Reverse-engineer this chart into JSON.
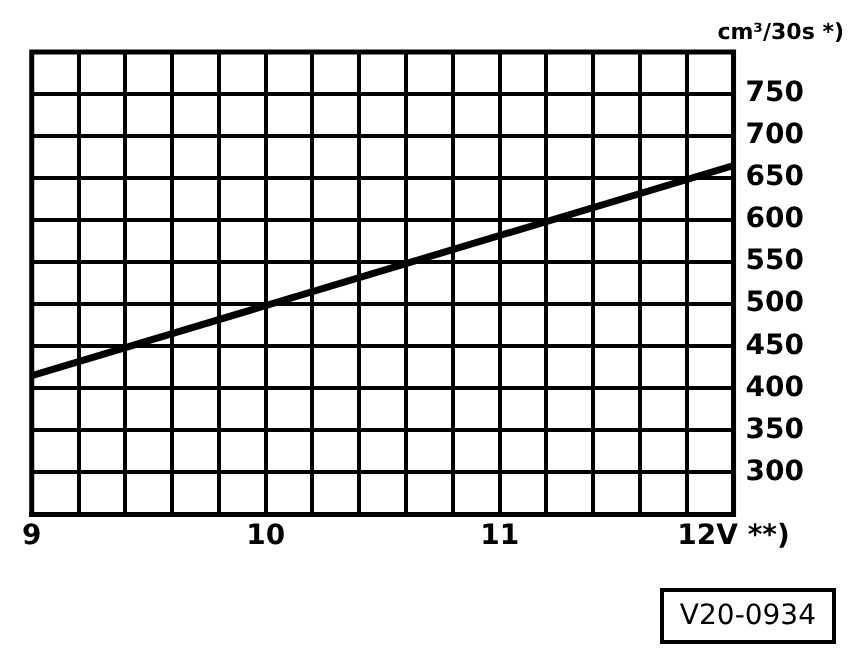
{
  "chart_data": {
    "type": "line",
    "ylabel": "cm³/30s *)",
    "x": [
      9,
      12
    ],
    "series": [
      {
        "color": "#000000",
        "values": [
          415,
          665
        ]
      }
    ],
    "xlim": [
      9,
      12
    ],
    "xticks": [
      9,
      {
        "value": 9.2,
        "label": null
      },
      {
        "value": 9.4,
        "label": null
      },
      {
        "value": 9.6,
        "label": null
      },
      {
        "value": 9.8,
        "label": null
      },
      10,
      {
        "value": 10.2,
        "label": null
      },
      {
        "value": 10.4,
        "label": null
      },
      {
        "value": 10.6,
        "label": null
      },
      {
        "value": 10.8,
        "label": null
      },
      11,
      {
        "value": 11.2,
        "label": null
      },
      {
        "value": 11.4,
        "label": null
      },
      {
        "value": 11.6,
        "label": null
      },
      {
        "value": 11.8,
        "label": null
      },
      {
        "value": 12,
        "label": "12V **)"
      }
    ],
    "ylim": [
      250,
      800
    ],
    "yticks": [
      300,
      350,
      400,
      450,
      500,
      550,
      600,
      650,
      700,
      750,
      {
        "value": 800,
        "label": null
      }
    ],
    "grid": true,
    "legend": false,
    "marker": "none",
    "line_style": "solid",
    "annotations": [
      "V20-0934"
    ]
  }
}
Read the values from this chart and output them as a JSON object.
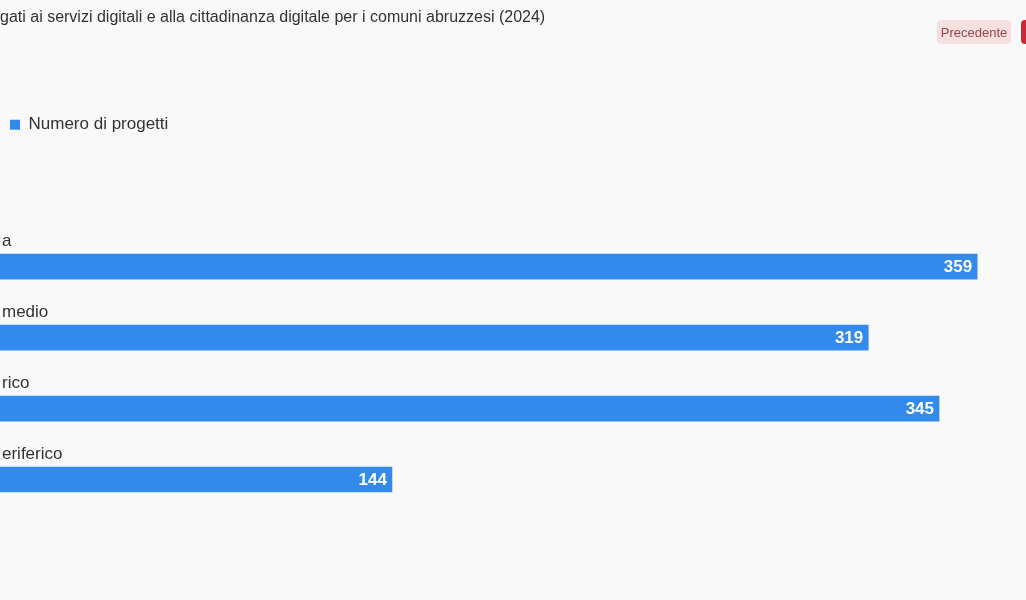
{
  "chart_data": {
    "type": "bar",
    "orientation": "horizontal",
    "title": "gati ai servizi digitali e alla cittadinanza digitale per i comuni abruzzesi (2024)",
    "categories": [
      "a",
      "medio",
      "rico",
      "eriferico"
    ],
    "series": [
      {
        "name": "Numero di progetti",
        "color": "#338aed",
        "values": [
          359,
          319,
          345,
          144
        ]
      }
    ],
    "data_labels": true,
    "legend": "top left",
    "tick_labels": "y",
    "annotations": [
      "Precedente"
    ]
  }
}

__STATED TASK__
Transcribe the material exactly, and leave out whatever pictures it holds.

__TASK SOLUTION__
Reverse-engineer this chart into JSON.
{
  "chart_data": {
    "type": "line",
    "ylabel": "cm³/30s *)",
    "x": [
      9,
      12
    ],
    "series": [
      {
        "color": "#000000",
        "values": [
          415,
          665
        ]
      }
    ],
    "xlim": [
      9,
      12
    ],
    "xticks": [
      9,
      {
        "value": 9.2,
        "label": null
      },
      {
        "value": 9.4,
        "label": null
      },
      {
        "value": 9.6,
        "label": null
      },
      {
        "value": 9.8,
        "label": null
      },
      10,
      {
        "value": 10.2,
        "label": null
      },
      {
        "value": 10.4,
        "label": null
      },
      {
        "value": 10.6,
        "label": null
      },
      {
        "value": 10.8,
        "label": null
      },
      11,
      {
        "value": 11.2,
        "label": null
      },
      {
        "value": 11.4,
        "label": null
      },
      {
        "value": 11.6,
        "label": null
      },
      {
        "value": 11.8,
        "label": null
      },
      {
        "value": 12,
        "label": "12V **)"
      }
    ],
    "ylim": [
      250,
      800
    ],
    "yticks": [
      300,
      350,
      400,
      450,
      500,
      550,
      600,
      650,
      700,
      750,
      {
        "value": 800,
        "label": null
      }
    ],
    "grid": true,
    "legend": false,
    "marker": "none",
    "line_style": "solid",
    "annotations": [
      "V20-0934"
    ]
  }
}
Read the values from this chart and output them as a JSON object.
{
  "chart_data": {
    "type": "bar",
    "orientation": "horizontal",
    "title": "gati ai servizi digitali e alla cittadinanza digitale per i comuni abruzzesi (2024)",
    "categories": [
      "a",
      "medio",
      "rico",
      "eriferico"
    ],
    "series": [
      {
        "name": "Numero di progetti",
        "color": "#338aed",
        "values": [
          359,
          319,
          345,
          144
        ]
      }
    ],
    "data_labels": true,
    "legend": "top left",
    "tick_labels": "y",
    "annotations": [
      "Precedente"
    ]
  }
}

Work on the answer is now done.